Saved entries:
# # #
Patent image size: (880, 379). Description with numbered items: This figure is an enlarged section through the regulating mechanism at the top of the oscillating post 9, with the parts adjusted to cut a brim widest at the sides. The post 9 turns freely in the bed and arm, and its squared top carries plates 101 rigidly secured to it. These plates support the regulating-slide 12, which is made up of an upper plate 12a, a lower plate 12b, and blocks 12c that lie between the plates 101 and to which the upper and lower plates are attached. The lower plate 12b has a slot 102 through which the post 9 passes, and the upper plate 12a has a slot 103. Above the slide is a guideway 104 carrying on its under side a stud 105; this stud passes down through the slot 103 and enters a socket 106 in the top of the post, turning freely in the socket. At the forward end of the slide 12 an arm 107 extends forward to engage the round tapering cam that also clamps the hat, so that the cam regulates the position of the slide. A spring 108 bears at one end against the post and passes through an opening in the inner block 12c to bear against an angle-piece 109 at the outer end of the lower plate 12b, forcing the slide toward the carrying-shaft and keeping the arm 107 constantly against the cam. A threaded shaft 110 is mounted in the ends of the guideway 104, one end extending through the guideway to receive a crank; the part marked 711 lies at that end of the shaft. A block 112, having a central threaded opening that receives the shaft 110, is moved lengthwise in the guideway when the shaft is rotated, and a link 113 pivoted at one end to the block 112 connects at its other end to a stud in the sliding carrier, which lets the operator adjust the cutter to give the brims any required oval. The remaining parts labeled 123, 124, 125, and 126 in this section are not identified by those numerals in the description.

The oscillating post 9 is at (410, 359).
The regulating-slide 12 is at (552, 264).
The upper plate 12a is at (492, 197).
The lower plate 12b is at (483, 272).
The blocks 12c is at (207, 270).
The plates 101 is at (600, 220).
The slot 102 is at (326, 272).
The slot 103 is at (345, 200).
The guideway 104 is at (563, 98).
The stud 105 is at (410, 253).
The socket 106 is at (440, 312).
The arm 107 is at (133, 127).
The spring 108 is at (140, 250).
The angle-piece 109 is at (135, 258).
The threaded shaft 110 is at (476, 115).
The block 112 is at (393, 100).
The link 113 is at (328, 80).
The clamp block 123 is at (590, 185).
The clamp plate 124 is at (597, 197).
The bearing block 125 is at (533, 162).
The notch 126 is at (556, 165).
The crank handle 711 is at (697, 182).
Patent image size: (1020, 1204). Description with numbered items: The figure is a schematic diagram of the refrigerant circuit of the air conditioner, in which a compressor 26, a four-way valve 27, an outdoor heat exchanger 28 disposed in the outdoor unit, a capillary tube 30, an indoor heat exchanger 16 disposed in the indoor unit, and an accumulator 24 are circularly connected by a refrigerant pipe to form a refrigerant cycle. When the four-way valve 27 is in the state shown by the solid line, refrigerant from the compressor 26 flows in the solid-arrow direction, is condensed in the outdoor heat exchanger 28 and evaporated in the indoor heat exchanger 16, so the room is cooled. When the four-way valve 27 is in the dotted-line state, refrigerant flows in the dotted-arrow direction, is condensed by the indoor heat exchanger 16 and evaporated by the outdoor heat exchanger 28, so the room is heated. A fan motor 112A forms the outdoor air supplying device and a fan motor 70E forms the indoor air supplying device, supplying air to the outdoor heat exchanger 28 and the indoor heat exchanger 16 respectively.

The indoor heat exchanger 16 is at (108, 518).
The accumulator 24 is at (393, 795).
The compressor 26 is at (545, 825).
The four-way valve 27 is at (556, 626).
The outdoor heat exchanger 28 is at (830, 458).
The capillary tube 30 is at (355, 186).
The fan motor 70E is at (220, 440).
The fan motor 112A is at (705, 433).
# # #
- **Task statement**
Return all of the material above word for word, with every line unchanged.

- **Result below**
Patent image size: (880, 379). Description with numbered items: This figure is an enlarged section through the regulating mechanism at the top of the oscillating post 9, with the parts adjusted to cut a brim widest at the sides. The post 9 turns freely in the bed and arm, and its squared top carries plates 101 rigidly secured to it. These plates support the regulating-slide 12, which is made up of an upper plate 12a, a lower plate 12b, and blocks 12c that lie between the plates 101 and to which the upper and lower plates are attached. The lower plate 12b has a slot 102 through which the post 9 passes, and the upper plate 12a has a slot 103. Above the slide is a guideway 104 carrying on its under side a stud 105; this stud passes down through the slot 103 and enters a socket 106 in the top of the post, turning freely in the socket. At the forward end of the slide 12 an arm 107 extends forward to engage the round tapering cam that also clamps the hat, so that the cam regulates the position of the slide. A spring 108 bears at one end against the post and passes through an opening in the inner block 12c to bear against an angle-piece 109 at the outer end of the lower plate 12b, forcing the slide toward the carrying-shaft and keeping the arm 107 constantly against the cam. A threaded shaft 110 is mounted in the ends of the guideway 104, one end extending through the guideway to receive a crank; the part marked 711 lies at that end of the shaft. A block 112, having a central threaded opening that receives the shaft 110, is moved lengthwise in the guideway when the shaft is rotated, and a link 113 pivoted at one end to the block 112 connects at its other end to a stud in the sliding carrier, which lets the operator adjust the cutter to give the brims any required oval. The remaining parts labeled 123, 124, 125, and 126 in this section are not identified by those numerals in the description.

The oscillating post 9 is at (410, 359).
The regulating-slide 12 is at (552, 264).
The upper plate 12a is at (492, 197).
The lower plate 12b is at (483, 272).
The blocks 12c is at (207, 270).
The plates 101 is at (600, 220).
The slot 102 is at (326, 272).
The slot 103 is at (345, 200).
The guideway 104 is at (563, 98).
The stud 105 is at (410, 253).
The socket 106 is at (440, 312).
The arm 107 is at (133, 127).
The spring 108 is at (140, 250).
The angle-piece 109 is at (135, 258).
The threaded shaft 110 is at (476, 115).
The block 112 is at (393, 100).
The link 113 is at (328, 80).
The clamp block 123 is at (590, 185).
The clamp plate 124 is at (597, 197).
The bearing block 125 is at (533, 162).
The notch 126 is at (556, 165).
The crank handle 711 is at (697, 182).
Patent image size: (1020, 1204). Description with numbered items: The figure is a schematic diagram of the refrigerant circuit of the air conditioner, in which a compressor 26, a four-way valve 27, an outdoor heat exchanger 28 disposed in the outdoor unit, a capillary tube 30, an indoor heat exchanger 16 disposed in the indoor unit, and an accumulator 24 are circularly connected by a refrigerant pipe to form a refrigerant cycle. When the four-way valve 27 is in the state shown by the solid line, refrigerant from the compressor 26 flows in the solid-arrow direction, is condensed in the outdoor heat exchanger 28 and evaporated in the indoor heat exchanger 16, so the room is cooled. When the four-way valve 27 is in the dotted-line state, refrigerant flows in the dotted-arrow direction, is condensed by the indoor heat exchanger 16 and evaporated by the outdoor heat exchanger 28, so the room is heated. A fan motor 112A forms the outdoor air supplying device and a fan motor 70E forms the indoor air supplying device, supplying air to the outdoor heat exchanger 28 and the indoor heat exchanger 16 respectively.

The indoor heat exchanger 16 is at (108, 518).
The accumulator 24 is at (393, 795).
The compressor 26 is at (545, 825).
The four-way valve 27 is at (556, 626).
The outdoor heat exchanger 28 is at (830, 458).
The capillary tube 30 is at (355, 186).
The fan motor 70E is at (220, 440).
The fan motor 112A is at (705, 433).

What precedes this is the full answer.